- **TASK OBJECTIVE**
Find the word "JSON" in the listing; pull out each line holding it.

○ ○ ○ ○ ○

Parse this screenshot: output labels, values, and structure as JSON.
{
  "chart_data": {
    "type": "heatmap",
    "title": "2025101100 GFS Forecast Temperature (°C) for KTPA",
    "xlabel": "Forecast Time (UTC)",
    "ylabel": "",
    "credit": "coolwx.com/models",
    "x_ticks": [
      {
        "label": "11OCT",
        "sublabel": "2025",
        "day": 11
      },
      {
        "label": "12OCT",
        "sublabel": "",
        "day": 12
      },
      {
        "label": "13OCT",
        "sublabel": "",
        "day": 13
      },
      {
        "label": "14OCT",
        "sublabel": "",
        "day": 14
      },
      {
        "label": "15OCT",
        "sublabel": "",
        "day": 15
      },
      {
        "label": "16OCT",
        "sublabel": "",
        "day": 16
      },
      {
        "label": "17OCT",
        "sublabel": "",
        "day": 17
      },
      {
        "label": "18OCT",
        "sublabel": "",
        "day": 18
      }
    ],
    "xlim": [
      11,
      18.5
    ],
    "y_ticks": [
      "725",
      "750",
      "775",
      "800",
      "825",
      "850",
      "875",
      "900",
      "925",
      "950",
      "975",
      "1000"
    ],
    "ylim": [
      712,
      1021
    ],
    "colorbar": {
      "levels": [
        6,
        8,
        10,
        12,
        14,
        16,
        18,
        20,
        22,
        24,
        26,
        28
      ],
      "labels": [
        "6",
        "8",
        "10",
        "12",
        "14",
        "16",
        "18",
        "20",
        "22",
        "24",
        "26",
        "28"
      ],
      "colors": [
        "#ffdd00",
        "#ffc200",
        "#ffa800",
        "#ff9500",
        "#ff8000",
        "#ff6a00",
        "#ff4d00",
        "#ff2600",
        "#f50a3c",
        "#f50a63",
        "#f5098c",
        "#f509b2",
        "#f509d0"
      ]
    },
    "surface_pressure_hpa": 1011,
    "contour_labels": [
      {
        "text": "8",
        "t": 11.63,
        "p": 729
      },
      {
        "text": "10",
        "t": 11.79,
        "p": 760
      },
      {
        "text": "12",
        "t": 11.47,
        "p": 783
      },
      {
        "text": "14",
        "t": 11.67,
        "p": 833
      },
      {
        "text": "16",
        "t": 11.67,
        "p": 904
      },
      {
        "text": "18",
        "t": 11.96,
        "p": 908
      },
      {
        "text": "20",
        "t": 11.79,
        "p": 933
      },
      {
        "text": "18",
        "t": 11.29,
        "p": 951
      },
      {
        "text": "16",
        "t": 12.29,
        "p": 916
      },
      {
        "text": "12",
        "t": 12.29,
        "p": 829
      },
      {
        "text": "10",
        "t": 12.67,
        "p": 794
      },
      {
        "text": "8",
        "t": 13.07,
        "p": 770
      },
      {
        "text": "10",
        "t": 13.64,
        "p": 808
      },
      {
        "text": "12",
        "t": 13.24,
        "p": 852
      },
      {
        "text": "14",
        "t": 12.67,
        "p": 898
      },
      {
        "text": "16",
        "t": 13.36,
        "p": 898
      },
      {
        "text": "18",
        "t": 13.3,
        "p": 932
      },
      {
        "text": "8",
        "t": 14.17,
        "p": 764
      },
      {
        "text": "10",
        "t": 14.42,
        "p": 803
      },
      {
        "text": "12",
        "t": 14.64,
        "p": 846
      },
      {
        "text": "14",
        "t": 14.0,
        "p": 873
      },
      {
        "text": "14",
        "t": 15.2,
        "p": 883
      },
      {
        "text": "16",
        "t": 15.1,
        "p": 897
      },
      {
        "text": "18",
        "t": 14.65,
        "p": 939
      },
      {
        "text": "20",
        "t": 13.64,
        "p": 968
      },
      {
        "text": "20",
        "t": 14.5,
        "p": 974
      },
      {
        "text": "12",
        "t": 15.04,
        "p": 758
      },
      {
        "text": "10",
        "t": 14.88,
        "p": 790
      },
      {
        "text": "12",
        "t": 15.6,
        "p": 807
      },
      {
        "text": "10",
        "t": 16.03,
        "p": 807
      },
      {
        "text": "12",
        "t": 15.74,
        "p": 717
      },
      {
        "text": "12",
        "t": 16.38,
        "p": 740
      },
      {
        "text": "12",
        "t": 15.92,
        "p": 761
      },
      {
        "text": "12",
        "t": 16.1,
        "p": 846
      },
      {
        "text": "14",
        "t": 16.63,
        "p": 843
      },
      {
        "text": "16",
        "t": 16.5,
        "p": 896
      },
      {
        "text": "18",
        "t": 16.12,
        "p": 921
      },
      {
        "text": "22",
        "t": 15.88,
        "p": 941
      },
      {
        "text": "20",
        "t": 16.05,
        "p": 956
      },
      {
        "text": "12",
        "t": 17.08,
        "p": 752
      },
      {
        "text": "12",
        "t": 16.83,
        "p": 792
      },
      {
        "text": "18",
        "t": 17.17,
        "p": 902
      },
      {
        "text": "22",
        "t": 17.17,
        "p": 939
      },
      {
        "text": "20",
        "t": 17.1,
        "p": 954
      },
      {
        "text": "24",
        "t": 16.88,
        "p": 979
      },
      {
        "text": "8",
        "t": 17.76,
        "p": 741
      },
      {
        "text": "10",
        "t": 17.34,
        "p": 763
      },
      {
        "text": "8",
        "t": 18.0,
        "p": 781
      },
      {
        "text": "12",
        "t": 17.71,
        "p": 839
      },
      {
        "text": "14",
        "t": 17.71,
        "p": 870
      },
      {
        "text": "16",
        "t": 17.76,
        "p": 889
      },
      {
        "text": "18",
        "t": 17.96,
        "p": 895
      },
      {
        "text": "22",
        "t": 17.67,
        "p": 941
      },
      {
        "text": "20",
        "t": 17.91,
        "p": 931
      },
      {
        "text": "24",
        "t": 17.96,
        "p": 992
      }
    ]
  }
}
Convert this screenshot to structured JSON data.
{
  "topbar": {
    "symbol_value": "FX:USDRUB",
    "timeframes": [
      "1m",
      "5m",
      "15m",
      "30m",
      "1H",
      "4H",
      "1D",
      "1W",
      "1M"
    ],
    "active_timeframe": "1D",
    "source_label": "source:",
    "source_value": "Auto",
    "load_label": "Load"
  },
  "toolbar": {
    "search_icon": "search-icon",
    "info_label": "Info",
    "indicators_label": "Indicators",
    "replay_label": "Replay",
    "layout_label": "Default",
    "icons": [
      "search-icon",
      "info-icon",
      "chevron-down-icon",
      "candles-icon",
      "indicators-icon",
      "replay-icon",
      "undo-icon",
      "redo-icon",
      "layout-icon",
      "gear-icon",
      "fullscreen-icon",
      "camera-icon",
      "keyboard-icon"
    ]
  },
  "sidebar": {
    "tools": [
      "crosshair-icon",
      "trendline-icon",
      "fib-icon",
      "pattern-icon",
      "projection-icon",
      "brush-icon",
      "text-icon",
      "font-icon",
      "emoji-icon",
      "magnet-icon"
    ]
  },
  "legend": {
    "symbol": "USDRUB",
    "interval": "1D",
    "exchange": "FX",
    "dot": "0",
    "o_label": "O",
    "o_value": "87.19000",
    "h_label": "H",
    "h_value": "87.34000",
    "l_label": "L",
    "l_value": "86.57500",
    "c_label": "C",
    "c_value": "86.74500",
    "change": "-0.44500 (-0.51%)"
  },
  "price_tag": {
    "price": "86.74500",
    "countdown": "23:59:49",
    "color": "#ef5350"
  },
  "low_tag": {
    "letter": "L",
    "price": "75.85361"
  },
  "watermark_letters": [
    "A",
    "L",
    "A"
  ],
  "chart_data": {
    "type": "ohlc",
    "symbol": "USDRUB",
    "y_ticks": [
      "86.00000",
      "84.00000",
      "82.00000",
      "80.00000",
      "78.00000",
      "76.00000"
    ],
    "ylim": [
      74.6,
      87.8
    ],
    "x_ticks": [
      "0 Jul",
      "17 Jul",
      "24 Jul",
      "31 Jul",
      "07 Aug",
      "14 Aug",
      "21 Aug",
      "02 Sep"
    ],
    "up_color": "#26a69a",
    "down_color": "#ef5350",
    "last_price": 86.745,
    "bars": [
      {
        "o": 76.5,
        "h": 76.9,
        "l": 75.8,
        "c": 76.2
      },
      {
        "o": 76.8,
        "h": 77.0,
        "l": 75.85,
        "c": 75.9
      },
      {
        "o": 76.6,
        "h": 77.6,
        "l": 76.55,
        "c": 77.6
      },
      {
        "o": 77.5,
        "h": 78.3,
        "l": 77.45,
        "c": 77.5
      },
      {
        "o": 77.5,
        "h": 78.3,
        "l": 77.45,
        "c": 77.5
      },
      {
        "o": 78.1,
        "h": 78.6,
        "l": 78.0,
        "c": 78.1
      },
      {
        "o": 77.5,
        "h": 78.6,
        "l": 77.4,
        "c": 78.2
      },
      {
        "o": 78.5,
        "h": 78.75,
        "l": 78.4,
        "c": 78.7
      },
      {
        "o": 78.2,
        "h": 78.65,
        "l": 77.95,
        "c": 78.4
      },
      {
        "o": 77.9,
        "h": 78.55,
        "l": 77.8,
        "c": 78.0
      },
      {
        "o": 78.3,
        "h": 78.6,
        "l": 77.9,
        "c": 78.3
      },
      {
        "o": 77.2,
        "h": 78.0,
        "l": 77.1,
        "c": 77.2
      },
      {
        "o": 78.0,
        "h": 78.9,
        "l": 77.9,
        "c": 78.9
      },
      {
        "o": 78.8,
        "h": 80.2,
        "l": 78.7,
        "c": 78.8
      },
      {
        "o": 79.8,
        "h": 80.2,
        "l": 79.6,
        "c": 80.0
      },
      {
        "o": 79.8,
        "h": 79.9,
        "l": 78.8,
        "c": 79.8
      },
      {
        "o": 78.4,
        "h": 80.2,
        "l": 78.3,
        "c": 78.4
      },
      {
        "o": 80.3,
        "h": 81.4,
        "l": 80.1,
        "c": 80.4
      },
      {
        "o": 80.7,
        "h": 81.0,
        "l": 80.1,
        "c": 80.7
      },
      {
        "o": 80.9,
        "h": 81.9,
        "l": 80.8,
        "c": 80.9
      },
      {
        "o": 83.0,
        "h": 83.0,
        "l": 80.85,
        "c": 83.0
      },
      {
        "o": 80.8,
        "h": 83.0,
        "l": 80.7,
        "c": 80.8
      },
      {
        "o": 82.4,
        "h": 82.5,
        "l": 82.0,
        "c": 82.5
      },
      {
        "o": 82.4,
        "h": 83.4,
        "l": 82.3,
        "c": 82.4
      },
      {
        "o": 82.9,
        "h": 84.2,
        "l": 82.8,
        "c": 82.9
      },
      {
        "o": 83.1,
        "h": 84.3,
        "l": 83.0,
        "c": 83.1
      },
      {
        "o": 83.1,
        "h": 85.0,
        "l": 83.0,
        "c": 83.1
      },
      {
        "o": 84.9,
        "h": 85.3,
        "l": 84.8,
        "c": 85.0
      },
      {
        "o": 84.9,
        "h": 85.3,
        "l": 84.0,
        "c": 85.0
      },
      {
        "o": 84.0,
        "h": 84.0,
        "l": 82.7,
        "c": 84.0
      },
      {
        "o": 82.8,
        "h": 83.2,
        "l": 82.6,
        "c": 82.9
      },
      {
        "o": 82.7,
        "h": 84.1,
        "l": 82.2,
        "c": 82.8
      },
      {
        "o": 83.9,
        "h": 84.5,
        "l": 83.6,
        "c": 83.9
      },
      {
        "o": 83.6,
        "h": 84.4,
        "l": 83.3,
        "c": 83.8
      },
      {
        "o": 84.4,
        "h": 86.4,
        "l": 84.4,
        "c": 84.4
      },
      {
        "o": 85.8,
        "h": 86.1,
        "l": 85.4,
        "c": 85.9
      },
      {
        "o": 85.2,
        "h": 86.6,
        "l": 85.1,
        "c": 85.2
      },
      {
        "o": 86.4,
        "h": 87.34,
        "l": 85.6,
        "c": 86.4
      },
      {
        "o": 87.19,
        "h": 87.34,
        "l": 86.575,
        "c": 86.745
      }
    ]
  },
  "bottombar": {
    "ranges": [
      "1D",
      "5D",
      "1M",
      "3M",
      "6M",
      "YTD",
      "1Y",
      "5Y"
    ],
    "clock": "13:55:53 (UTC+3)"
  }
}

○ ○ ○ ○ ○

- **RESPONSE**
Parse this screenshot: output labels, values, and structure as JSON.
Convert this screenshot to structured JSON data.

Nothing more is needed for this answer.